What needs to be done: Only the number is needed: how many lines contain the word "this"?

Records that describe figures:
_ _ _ _

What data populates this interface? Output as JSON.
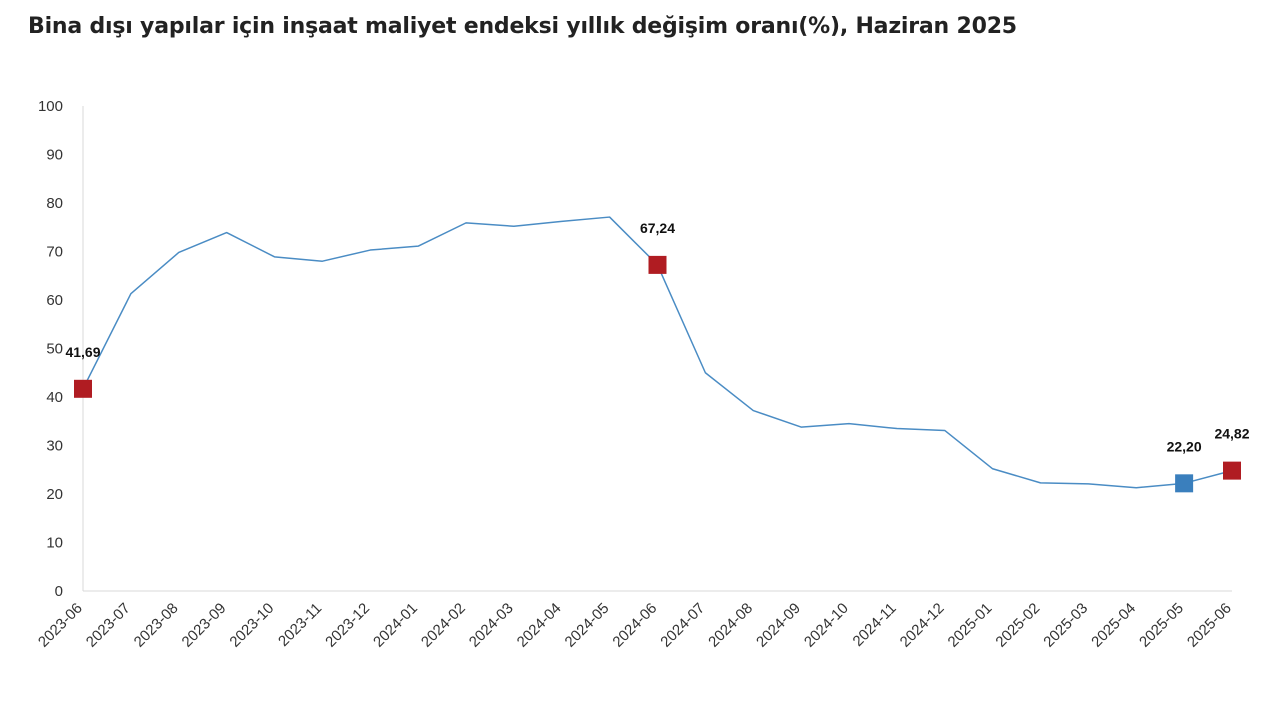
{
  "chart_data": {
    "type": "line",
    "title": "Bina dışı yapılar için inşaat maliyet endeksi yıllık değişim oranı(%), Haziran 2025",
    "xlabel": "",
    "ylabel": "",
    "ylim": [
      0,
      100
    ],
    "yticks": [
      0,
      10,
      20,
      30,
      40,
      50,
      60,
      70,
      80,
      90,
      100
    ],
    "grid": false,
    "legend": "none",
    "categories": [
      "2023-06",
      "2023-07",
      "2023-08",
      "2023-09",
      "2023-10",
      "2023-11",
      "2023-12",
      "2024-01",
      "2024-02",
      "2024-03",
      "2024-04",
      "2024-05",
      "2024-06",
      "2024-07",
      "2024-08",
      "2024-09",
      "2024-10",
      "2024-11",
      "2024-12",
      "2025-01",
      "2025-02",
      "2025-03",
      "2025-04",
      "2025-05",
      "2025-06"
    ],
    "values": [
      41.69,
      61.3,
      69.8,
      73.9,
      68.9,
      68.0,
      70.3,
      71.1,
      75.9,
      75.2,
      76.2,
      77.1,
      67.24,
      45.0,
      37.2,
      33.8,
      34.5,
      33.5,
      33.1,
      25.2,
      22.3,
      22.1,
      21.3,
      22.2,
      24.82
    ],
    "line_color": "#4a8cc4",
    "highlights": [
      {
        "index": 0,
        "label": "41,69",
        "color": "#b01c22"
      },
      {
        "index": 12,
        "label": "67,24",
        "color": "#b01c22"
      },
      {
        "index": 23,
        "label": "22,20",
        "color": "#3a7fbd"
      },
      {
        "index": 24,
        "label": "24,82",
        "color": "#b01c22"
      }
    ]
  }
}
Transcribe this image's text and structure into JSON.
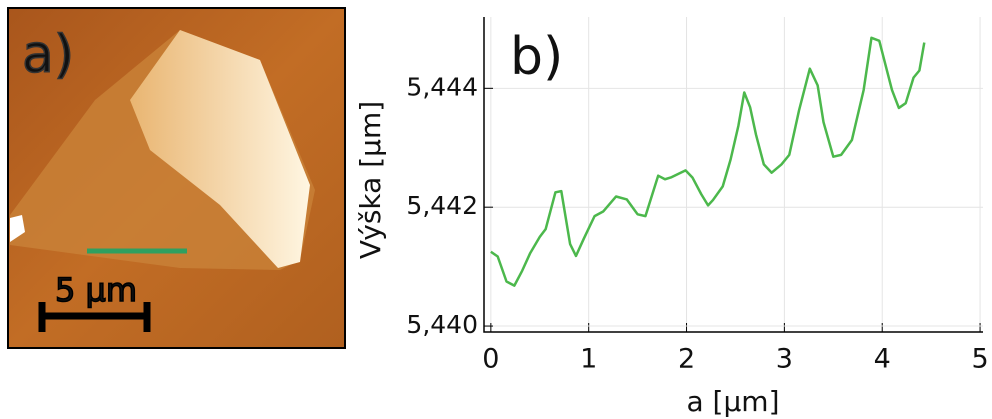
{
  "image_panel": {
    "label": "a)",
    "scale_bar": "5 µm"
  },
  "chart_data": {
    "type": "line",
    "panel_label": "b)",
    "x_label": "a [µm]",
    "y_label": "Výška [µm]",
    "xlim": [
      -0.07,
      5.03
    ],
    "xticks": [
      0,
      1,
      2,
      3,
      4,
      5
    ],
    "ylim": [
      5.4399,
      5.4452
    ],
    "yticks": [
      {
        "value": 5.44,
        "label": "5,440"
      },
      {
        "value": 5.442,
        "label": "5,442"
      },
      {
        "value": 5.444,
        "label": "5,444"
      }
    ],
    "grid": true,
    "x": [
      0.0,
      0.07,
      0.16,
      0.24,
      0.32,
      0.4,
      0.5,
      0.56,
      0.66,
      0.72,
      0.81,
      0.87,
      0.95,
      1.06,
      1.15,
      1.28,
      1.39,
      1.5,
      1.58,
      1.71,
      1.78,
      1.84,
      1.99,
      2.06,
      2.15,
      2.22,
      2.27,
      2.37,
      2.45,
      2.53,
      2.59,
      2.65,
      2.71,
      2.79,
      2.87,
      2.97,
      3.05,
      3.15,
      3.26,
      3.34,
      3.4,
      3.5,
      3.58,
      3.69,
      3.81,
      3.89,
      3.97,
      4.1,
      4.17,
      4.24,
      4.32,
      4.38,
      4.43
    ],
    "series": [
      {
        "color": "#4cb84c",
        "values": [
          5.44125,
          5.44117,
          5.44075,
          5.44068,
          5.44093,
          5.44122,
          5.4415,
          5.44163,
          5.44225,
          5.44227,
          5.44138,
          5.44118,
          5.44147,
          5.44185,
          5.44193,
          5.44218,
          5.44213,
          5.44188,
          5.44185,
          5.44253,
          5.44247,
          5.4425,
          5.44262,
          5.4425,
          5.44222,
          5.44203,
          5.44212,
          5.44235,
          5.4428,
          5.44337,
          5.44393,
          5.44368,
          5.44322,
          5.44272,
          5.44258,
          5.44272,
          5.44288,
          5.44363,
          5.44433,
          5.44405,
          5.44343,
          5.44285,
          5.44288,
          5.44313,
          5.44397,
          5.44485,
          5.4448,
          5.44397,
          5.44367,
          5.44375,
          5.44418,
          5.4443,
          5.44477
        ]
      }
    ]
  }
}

_ _ _ _

Written solution: 2